* **Aim of the exercise**:
Convert the lines from the one containing "- bar-Vale_Dance_Prod: [157, 411, 398, 436]" through the one containing "- bar-song_duration_ms: [397, 47, 651, 72]", inclusive, into a JSON list of strings with one string per line.

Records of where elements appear
** START **
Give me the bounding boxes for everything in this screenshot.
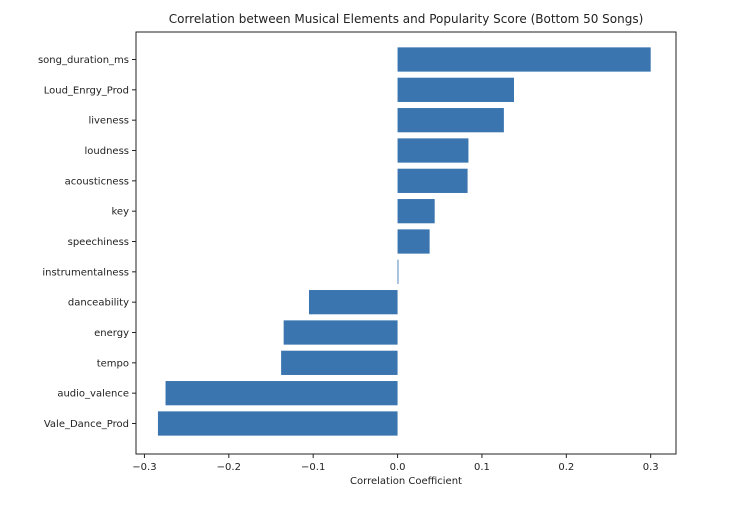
- bar-Vale_Dance_Prod: [157, 411, 398, 436]
- bar-tempo: [281, 350, 398, 375]
- y-tick-label: Vale_Dance_Prod: [44, 419, 129, 430]
- bar-key: [397, 199, 435, 224]
- x-tick-label: 0.2: [558, 462, 574, 473]
- bar-song_duration_ms: [397, 47, 651, 72]
- y-tick-label: liveness: [88, 116, 129, 127]
- chart-title: Correlation between Musical Elements and…: [169, 12, 644, 26]
- bar-danceability: [308, 290, 398, 315]
- y-tick-label: audio_valence: [57, 389, 129, 400]
- y-tick-label: speechiness: [68, 237, 129, 248]
- x-tick-label: −0.3: [132, 462, 156, 473]
- x-axis: −0.3 −0.2 −0.1 0.0 0.1 0.2 0.3: [132, 454, 659, 473]
- y-tick-label: tempo: [97, 358, 129, 369]
- y-tick-label: danceability: [68, 298, 129, 309]
- x-tick-label: 0.1: [474, 462, 490, 473]
- x-tick-label: 0.0: [390, 462, 406, 473]
- bar-Loud_Enrgy_Prod: [397, 77, 514, 102]
- x-axis-label: Correlation Coefficient: [350, 476, 462, 487]
- x-tick-label: 0.3: [643, 462, 659, 473]
- bar-loudness: [397, 138, 469, 163]
- y-tick-label: instrumentalness: [42, 267, 129, 278]
- bars-group: [157, 47, 651, 436]
- y-tick-label: acousticness: [65, 176, 129, 187]
- y-tick-label: loudness: [85, 146, 130, 157]
- bar-acousticness: [397, 168, 468, 193]
- x-tick-label: −0.1: [301, 462, 325, 473]
- y-tick-label: energy: [94, 328, 129, 339]
- bar-instrumentalness: [397, 259, 399, 284]
- y-tick-label: key: [111, 207, 129, 218]
- plot-frame: [135, 31, 677, 455]
- y-tick-label: Loud_Enrgy_Prod: [44, 85, 129, 96]
- y-tick-label: song_duration_ms: [38, 55, 129, 66]
- bar-energy: [283, 320, 398, 345]
- bar-speechiness: [397, 229, 430, 254]
- bar-liveness: [397, 108, 504, 133]
- y-axis: song_duration_ms Loud_Enrgy_Prod liveness l…: [38, 55, 136, 430]
- x-tick-label: −0.2: [217, 462, 241, 473]
- bar-audio_valence: [165, 381, 398, 406]
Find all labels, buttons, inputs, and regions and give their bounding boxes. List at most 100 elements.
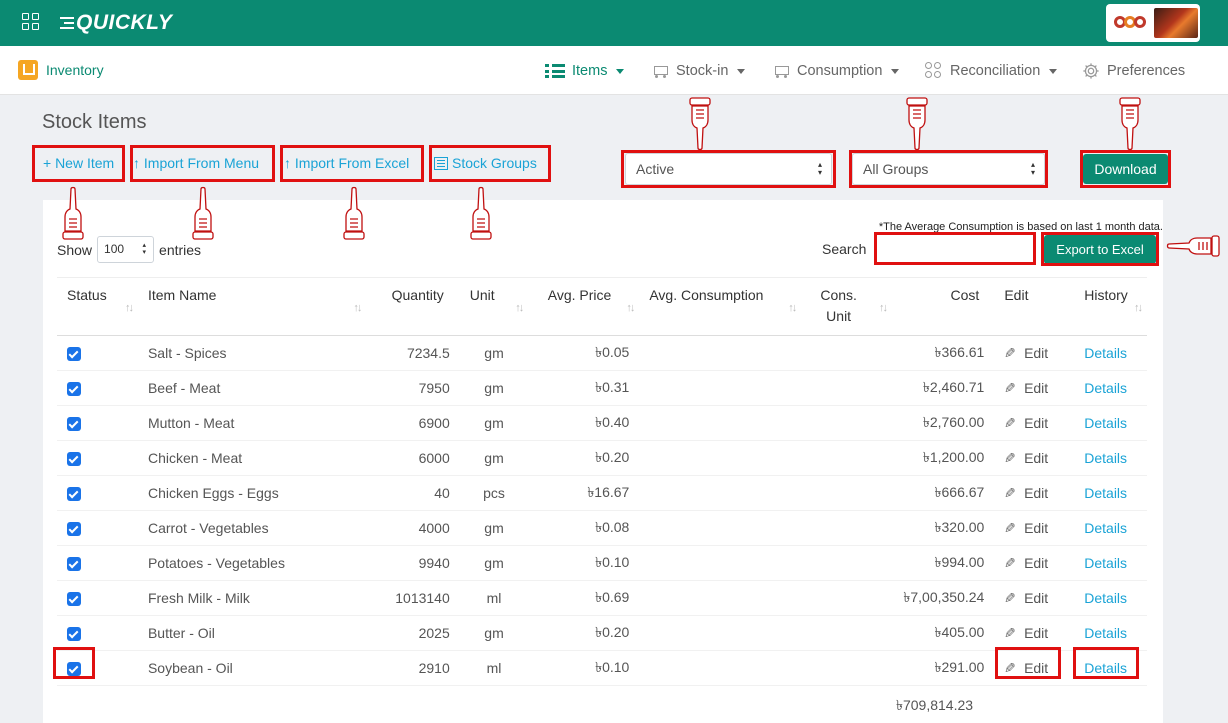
** END **
* **Response to the task**:
[
  "- bar-Vale_Dance_Prod: [157, 411, 398, 436]",
  "- bar-tempo: [281, 350, 398, 375]",
  "- y-tick-label: Vale_Dance_Prod: [44, 419, 129, 430]",
  "- bar-key: [397, 199, 435, 224]",
  "- x-tick-label: 0.2: [558, 462, 574, 473]",
  "- bar-song_duration_ms: [397, 47, 651, 72]"
]